Slashdot Mirror


Microsoft Introduces GVFS (Git Virtual File System) (microsoft.com)

Saeed Noursalehi, principal program manager at Microsoft, writes on a blog post: We've been working hard on a solution that allows the Git client to scale to repos of any size. Today, we're introducing GVFS (Git Virtual File System), which virtualizes the file system beneath your repo and makes it appear as though all the files in your repo are present, but in reality only downloads a file the first time it is opened. GVFS also actively manages how much of the repo Git has to consider in operations like checkout and status, since any file that has not been hydrated can be safely ignored. And because we do this all at the file system level, your IDEs and build tools don't need to change at all! In a repo that is this large, no developer builds the entire source tree. Instead, they typically download the build outputs from the most recent official build, and only build a small portion of the sources related to the area they are modifying. Therefore, even though there are over 3 million files in the repo, a typical developer will only need to download and use about 50-100K of those files. With GVFS, this means that they now have a Git experience that is much more manageable: clone now takes a few minutes instead of 12+ hours, checkout takes 30 seconds instead of 2-3 hours, and status takes 4-5 seconds instead of 10 minutes. And we're working on making those numbers even better.

7 of 213 comments (clear)

  1. Meh... by the_skywise · · Score: 3, Insightful

    There aren't THAT many repos with over 3 million files in them.

    The great majority of projects I've been on have been around the 100k-300k range and doing a build (to properly test the product) required ALL of them.

    And even then, once you've got all of them the first time, GIT does the diffing automatically so it "scales" already.

    Maybe MS could put some of their vast R&D efforts to to something more useful... like having their free Visual Studio Code editor handle files bigger than 1gb?

  2. Did they just turn git into svn? by lucasnate1 · · Score: 5, Insightful

    The whole point of git is that you have identical copy on your machine. Why take away git's biggest advantage?

    1. Re:Did they just turn git into svn? by thegarbz · · Score: 4, Insightful

      The whole point of git is that you have identical copy on your machine. Why take away git's biggest advantage?

      Because it's biggest advantage is also one of it's greatest inefficiencies and frankly on a large project chances are you may not need it all. The whole point is you have an identical copy on your machine of what you're working on

    2. Re:Did they just turn git into svn? by Anonymous Coward · · Score: 3, Insightful

      The whole point of git is that you have identical copy on your machine. Why take away git's biggest advantage?

      "A Clone now takes only minutes instead of 12+ Hours!"
      Ja, that's because you're NOT making a copy.

..........

Goal 1
Transcribe the GVFS thread, starting at "2. Re:Did they" and ending at "making a copy.".
Goal 2
Decide whether each statement agrees with the GVFS thread, and back each yes or no with the deciding words quoted from it. (a) A typical developer needs only about 50-100K of the repo's files. (b) With GVFS, checkout takes 4-5 seconds. (c) One commenter says most projects they worked on had around 100k-300k files.
Goal 3
Write the next part of the GVFS thread, picking up after its final line.
The data after the GVFS thread is separate material and has no connection to it.

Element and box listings

..........

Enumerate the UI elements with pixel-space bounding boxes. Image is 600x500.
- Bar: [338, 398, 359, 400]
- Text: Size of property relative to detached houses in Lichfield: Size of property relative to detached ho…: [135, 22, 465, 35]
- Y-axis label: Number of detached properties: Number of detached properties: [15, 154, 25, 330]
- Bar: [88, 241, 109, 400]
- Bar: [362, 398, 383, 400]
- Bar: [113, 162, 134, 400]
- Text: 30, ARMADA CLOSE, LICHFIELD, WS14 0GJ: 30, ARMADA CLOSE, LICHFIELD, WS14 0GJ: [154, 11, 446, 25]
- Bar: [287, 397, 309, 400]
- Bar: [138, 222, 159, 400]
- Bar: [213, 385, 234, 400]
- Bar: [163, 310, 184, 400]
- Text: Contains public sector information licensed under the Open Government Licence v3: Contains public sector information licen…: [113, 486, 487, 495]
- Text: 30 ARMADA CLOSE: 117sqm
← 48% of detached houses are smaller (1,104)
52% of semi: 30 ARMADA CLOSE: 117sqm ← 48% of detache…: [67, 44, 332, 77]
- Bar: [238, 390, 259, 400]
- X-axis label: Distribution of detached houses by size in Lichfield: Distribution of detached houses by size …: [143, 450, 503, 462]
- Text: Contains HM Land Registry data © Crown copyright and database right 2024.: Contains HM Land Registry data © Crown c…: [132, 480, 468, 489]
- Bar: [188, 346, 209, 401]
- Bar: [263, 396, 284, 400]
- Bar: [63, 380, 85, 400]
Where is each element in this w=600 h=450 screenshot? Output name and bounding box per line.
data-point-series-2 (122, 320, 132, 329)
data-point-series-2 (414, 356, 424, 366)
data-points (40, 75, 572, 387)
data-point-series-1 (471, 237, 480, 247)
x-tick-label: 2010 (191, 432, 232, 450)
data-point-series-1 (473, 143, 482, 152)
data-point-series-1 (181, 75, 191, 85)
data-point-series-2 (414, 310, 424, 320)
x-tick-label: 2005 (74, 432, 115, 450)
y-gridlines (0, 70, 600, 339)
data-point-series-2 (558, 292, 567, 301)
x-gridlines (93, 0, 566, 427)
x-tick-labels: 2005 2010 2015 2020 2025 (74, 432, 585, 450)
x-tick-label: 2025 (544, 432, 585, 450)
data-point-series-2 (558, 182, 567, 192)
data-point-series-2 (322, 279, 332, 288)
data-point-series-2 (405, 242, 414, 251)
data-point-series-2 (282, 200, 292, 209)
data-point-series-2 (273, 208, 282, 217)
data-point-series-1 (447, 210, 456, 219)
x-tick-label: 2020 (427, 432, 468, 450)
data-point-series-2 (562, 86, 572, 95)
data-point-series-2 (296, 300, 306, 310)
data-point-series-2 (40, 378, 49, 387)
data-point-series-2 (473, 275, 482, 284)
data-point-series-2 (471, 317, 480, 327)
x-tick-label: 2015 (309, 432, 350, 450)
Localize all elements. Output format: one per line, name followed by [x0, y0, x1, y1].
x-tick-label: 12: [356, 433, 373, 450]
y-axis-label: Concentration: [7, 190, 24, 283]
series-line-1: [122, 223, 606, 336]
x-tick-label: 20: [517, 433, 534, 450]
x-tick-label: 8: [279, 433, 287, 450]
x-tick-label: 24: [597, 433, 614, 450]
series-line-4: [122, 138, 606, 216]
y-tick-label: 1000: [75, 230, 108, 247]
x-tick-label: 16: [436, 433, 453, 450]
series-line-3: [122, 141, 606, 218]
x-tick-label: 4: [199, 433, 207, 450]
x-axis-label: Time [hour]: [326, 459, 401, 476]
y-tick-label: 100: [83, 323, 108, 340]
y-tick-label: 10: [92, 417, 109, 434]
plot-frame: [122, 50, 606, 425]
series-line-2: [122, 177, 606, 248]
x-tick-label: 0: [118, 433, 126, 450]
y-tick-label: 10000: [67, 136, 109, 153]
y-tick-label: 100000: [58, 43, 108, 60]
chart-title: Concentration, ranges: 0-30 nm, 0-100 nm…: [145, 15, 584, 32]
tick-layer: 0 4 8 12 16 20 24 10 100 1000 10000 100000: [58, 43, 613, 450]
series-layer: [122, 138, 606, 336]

..........

Expected answer 1
2. Re:Did they just turn git into svn? by Anonymous Coward · · Score: 3, Insightful

      The whole point of git is that you have identical copy on your machine. Why take away git's biggest advantage?

      "A Clone now takes only minutes instead of 12+ Hours!"
      Ja, that's because you're NOT making a copy.

Expected answer 2
(a) Yes: "a typical developer will only need to download and use about 50-100K of those files"
(b) No: "checkout takes 30 seconds instead of 2-3 hours"
(c) Yes: "The great majority of projects I've been on have been around the 100k-300k range"

Expected answer 3
    3. Re:Did they just turn git into svn? by Anonymous Coward · · Score: 3, Insightful

      No, the whole point of git is that every file version is immutable and referenced by a globally unique hash. This means that it doesn't matter where the actual data is located - until you need the actual data for some actual reason. This model has been copied by countless systems since git, because it is extremely robust and has multiple benefits, and none of those other systems expect the local user to download the entire database before he even begins work. Nonetheless, such systems can also support downloading the entire database, so I'm puzzled as to why you think this work on git object caching "takes away" a feature which it quite clearly still in fact supports.

      The important thing here is the new use cases which the new caching strategy enables.

  3. Re:Ah nostalgia by AuMatar · · Score: 4, Insightful

    The fact you needed a release team and release engineers to manage a clear case implementation is why its considered one of the worst systems out there, remembered with hatred by almost everyone who used it. A version control system should be easily set up by one admin in an hour or two, and then usable without reams of documentation by any of the engineers. ClearCase failed that.

    --
    I still have more fans than freaks. WTF is wrong with you people?
  4. It's the hook to make your repositories break by Ungrounded+Lightning · · Score: 2, Insightful

    The whole point of git is that you have identical copy on your machine. Why take away git's biggest advantage?

    Because it's biggest advantage is also one of it's greatest inefficiencies and frankly on a large project chances are you may not need it all. The whole point is you have an identical copy on your machine of what you're working on

    So buy a bigger disk. They're cheap.

    Why did they do it? It's obvious: it's the bait on the hook to get you to break git and your open source projects (even CURRENT ones) that compete with them.

    By keeping you from having a full copy of the repository, they break git: If there are files that you didn't use in recent checkouts, they're not stored locally or not brought up to date when you pull. If something goes wrong externally - like loss or corruption at a cloud site (such as the recent lost-update debacle) you have no non-microsoft-git-internals-expert way to recover - maybe no way to recover at all.

    You lose the ability to work offline. You lose the ability to look at history, or parts of the repository you haven't been to yet, without being back on line to a working and trustworthy external server, and so on.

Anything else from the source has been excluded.